— Start of PROVIDED RECORDS —

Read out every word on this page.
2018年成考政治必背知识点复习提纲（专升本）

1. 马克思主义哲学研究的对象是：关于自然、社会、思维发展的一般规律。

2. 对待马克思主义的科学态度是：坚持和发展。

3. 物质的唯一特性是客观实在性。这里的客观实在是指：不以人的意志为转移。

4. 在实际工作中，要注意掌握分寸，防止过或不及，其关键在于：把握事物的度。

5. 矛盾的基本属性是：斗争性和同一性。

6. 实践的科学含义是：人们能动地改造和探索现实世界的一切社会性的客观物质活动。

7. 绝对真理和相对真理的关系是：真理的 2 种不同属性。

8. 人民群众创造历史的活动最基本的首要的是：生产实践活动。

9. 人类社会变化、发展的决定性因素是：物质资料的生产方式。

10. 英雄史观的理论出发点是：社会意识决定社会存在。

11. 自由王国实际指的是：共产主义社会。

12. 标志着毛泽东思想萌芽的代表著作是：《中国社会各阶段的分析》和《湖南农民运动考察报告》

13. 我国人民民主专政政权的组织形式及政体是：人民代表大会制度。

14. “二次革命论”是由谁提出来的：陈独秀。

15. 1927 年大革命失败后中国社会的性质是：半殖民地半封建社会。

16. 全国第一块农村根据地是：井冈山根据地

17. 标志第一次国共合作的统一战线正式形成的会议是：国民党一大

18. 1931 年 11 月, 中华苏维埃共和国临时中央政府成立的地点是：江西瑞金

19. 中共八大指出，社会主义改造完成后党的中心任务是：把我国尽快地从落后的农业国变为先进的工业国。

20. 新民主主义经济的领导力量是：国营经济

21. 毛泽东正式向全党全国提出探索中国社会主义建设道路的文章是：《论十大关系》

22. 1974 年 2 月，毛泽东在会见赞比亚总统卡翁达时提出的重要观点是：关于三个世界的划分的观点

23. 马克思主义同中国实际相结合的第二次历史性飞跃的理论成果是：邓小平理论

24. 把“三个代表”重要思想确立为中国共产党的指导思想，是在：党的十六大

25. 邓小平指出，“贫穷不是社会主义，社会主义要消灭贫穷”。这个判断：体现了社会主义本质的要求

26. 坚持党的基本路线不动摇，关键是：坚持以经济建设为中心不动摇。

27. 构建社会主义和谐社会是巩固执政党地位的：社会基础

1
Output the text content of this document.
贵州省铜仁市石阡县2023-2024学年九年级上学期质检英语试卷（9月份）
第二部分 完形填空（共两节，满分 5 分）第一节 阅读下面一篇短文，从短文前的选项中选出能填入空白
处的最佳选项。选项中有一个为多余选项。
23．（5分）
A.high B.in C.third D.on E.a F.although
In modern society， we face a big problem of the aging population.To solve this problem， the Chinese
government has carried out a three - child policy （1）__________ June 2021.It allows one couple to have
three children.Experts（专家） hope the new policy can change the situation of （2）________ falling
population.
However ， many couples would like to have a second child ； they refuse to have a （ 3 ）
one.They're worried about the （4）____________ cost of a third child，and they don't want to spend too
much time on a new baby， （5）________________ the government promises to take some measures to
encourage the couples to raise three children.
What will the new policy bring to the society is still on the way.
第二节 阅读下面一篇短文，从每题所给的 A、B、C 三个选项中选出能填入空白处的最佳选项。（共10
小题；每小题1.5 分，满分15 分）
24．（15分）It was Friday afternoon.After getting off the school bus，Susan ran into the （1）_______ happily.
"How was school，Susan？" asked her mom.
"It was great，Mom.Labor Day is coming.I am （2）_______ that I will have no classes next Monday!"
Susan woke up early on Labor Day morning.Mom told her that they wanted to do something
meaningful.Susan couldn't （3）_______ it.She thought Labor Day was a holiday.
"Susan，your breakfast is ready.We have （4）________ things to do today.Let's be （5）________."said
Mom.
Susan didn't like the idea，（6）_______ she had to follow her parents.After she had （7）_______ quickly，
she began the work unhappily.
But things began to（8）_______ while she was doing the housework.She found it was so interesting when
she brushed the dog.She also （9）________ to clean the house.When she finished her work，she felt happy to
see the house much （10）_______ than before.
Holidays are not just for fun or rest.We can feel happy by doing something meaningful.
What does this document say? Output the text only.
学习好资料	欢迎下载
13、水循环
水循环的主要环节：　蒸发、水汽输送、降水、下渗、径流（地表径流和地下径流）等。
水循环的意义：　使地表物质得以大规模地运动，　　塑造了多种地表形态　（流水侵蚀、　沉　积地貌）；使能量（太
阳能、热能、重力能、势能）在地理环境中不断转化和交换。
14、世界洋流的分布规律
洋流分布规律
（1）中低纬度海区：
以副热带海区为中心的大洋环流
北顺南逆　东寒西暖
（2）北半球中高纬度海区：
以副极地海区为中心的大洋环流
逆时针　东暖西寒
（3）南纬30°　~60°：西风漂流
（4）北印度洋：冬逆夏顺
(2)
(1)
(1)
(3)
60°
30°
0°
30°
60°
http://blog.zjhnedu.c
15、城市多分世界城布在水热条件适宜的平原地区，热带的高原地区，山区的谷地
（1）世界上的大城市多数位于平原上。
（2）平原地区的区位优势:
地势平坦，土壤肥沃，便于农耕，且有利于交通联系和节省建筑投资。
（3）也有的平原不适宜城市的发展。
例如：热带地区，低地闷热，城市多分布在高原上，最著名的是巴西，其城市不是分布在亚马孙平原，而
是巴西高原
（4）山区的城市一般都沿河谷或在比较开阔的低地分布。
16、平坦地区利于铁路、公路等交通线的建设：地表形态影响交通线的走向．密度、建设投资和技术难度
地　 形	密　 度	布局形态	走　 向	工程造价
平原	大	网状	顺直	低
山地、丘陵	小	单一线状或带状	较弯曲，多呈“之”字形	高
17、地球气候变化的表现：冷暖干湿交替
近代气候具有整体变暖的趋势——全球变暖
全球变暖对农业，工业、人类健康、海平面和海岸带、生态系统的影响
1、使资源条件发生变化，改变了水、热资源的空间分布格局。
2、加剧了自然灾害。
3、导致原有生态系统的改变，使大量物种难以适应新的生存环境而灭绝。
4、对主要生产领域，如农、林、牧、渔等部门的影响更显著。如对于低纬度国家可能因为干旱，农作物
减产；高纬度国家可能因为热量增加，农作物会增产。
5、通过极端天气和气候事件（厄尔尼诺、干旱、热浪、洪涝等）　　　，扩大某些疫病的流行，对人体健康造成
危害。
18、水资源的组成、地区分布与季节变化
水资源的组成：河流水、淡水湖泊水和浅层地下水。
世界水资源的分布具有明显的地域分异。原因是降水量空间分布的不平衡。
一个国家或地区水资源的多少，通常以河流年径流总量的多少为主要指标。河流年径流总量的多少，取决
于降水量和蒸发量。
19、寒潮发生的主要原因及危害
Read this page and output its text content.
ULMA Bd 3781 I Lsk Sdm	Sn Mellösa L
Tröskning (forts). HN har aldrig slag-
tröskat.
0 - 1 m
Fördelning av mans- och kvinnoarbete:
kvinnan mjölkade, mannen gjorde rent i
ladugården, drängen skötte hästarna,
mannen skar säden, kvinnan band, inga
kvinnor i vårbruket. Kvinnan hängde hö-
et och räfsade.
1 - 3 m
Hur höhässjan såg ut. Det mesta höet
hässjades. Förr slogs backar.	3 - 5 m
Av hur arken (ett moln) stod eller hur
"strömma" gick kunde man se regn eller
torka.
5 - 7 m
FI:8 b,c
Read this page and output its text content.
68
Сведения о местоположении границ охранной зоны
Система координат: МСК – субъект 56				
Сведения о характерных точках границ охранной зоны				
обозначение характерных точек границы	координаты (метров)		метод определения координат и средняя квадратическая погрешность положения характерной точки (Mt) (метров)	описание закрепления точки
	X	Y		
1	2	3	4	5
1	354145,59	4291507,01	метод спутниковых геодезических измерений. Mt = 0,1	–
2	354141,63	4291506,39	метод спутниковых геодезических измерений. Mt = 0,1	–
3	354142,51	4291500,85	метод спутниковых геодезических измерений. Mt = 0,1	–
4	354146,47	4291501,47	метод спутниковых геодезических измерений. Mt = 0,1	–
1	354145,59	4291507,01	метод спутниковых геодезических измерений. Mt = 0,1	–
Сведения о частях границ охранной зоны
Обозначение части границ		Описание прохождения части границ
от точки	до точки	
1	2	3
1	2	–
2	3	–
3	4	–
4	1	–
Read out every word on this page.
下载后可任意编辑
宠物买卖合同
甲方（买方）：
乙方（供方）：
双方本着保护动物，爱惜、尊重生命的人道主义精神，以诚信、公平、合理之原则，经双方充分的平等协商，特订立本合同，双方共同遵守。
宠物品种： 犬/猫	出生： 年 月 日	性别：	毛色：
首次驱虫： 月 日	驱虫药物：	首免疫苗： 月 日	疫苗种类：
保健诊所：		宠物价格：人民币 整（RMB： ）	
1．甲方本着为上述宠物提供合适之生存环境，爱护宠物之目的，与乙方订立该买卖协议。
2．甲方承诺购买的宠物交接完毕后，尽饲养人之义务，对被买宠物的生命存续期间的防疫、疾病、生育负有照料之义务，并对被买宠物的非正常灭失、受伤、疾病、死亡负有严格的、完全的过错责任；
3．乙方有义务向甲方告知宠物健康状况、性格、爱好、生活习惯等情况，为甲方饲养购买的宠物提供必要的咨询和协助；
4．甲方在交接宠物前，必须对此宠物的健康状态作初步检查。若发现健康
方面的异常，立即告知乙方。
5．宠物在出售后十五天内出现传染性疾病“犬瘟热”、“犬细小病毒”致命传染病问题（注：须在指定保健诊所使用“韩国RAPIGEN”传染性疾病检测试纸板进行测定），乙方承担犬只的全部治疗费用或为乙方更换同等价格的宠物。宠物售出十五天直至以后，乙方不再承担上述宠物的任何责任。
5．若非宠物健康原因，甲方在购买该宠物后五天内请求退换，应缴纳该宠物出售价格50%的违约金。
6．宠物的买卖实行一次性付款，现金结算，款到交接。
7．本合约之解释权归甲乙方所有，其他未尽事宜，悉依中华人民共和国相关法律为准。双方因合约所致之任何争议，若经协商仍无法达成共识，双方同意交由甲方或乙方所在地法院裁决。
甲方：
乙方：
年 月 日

— End of PROVIDED RECORDS —

PROBLEM STATEMENT
From the material above, copy each line that includes the word "something".

OUTPUT
Susan woke up early on Labor Day morning.Mom told her that they wanted to do something
Holidays are not just for fun or rest.We can feel happy by doing something meaningful.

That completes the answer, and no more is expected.